## BEGIN Entries shown

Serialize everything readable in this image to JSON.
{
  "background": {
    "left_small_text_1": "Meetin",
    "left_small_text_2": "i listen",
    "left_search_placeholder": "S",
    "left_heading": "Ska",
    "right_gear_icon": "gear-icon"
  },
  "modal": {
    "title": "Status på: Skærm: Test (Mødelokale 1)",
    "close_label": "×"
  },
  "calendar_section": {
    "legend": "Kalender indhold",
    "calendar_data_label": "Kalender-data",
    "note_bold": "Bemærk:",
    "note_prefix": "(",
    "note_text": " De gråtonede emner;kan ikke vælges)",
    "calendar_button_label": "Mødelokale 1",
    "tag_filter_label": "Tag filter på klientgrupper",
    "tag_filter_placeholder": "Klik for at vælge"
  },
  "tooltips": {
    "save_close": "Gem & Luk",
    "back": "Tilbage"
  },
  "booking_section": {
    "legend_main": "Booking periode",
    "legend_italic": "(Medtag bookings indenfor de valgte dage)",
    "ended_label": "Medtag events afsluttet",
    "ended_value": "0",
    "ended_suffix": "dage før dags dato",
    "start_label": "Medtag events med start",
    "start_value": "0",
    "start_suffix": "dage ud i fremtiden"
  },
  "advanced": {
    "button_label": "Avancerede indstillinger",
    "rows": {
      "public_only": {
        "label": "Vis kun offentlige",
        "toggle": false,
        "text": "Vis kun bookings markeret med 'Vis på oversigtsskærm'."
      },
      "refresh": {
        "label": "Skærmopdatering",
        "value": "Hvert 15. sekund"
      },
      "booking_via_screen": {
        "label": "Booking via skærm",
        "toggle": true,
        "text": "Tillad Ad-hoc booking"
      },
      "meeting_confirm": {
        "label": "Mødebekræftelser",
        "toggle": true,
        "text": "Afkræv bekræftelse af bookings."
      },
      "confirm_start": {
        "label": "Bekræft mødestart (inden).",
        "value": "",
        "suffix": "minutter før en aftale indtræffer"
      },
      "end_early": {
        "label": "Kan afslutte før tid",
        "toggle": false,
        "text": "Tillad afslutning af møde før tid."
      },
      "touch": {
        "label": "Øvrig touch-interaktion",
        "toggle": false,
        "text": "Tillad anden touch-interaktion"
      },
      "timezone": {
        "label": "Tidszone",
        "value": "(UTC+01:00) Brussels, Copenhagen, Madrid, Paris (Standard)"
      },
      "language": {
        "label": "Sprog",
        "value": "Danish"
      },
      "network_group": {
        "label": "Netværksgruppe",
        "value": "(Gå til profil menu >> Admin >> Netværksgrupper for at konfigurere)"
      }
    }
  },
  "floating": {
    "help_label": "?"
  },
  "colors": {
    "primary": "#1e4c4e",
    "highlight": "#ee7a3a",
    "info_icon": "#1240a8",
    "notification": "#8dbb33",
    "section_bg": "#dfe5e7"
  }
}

## END Entries shown

What is asked:
Reproduce all of the entries word for word.

Task result:
Serialize everything readable in this image to JSON.
{
  "background": {
    "left_small_text_1": "Meetin",
    "left_small_text_2": "i listen",
    "left_search_placeholder": "S",
    "left_heading": "Ska",
    "right_gear_icon": "gear-icon"
  },
  "modal": {
    "title": "Status på: Skærm: Test (Mødelokale 1)",
    "close_label": "×"
  },
  "calendar_section": {
    "legend": "Kalender indhold",
    "calendar_data_label": "Kalender-data",
    "note_bold": "Bemærk:",
    "note_prefix": "(",
    "note_text": " De gråtonede emner;kan ikke vælges)",
    "calendar_button_label": "Mødelokale 1",
    "tag_filter_label": "Tag filter på klientgrupper",
    "tag_filter_placeholder": "Klik for at vælge"
  },
  "tooltips": {
    "save_close": "Gem & Luk",
    "back": "Tilbage"
  },
  "booking_section": {
    "legend_main": "Booking periode",
    "legend_italic": "(Medtag bookings indenfor de valgte dage)",
    "ended_label": "Medtag events afsluttet",
    "ended_value": "0",
    "ended_suffix": "dage før dags dato",
    "start_label": "Medtag events med start",
    "start_value": "0",
    "start_suffix": "dage ud i fremtiden"
  },
  "advanced": {
    "button_label": "Avancerede indstillinger",
    "rows": {
      "public_only": {
        "label": "Vis kun offentlige",
        "toggle": false,
        "text": "Vis kun bookings markeret med 'Vis på oversigtsskærm'."
      },
      "refresh": {
        "label": "Skærmopdatering",
        "value": "Hvert 15. sekund"
      },
      "booking_via_screen": {
        "label": "Booking via skærm",
        "toggle": true,
        "text": "Tillad Ad-hoc booking"
      },
      "meeting_confirm": {
        "label": "Mødebekræftelser",
        "toggle": true,
        "text": "Afkræv bekræftelse af bookings."
      },
      "confirm_start": {
        "label": "Bekræft mødestart (inden).",
        "value": "",
        "suffix": "minutter før en aftale indtræffer"
      },
      "end_early": {
        "label": "Kan afslutte før tid",
        "toggle": false,
        "text": "Tillad afslutning af møde før tid."
      },
      "touch": {
        "label": "Øvrig touch-interaktion",
        "toggle": false,
        "text": "Tillad anden touch-interaktion"
      },
      "timezone": {
        "label": "Tidszone",
        "value": "(UTC+01:00) Brussels, Copenhagen, Madrid, Paris (Standard)"
      },
      "language": {
        "label": "Sprog",
        "value": "Danish"
      },
      "network_group": {
        "label": "Netværksgruppe",
        "value": "(Gå til profil menu >> Admin >> Netværksgrupper for at konfigurere)"
      }
    }
  },
  "floating": {
    "help_label": "?"
  },
  "colors": {
    "primary": "#1e4c4e",
    "highlight": "#ee7a3a",
    "info_icon": "#1240a8",
    "notification": "#8dbb33",
    "section_bg": "#dfe5e7"
  }
}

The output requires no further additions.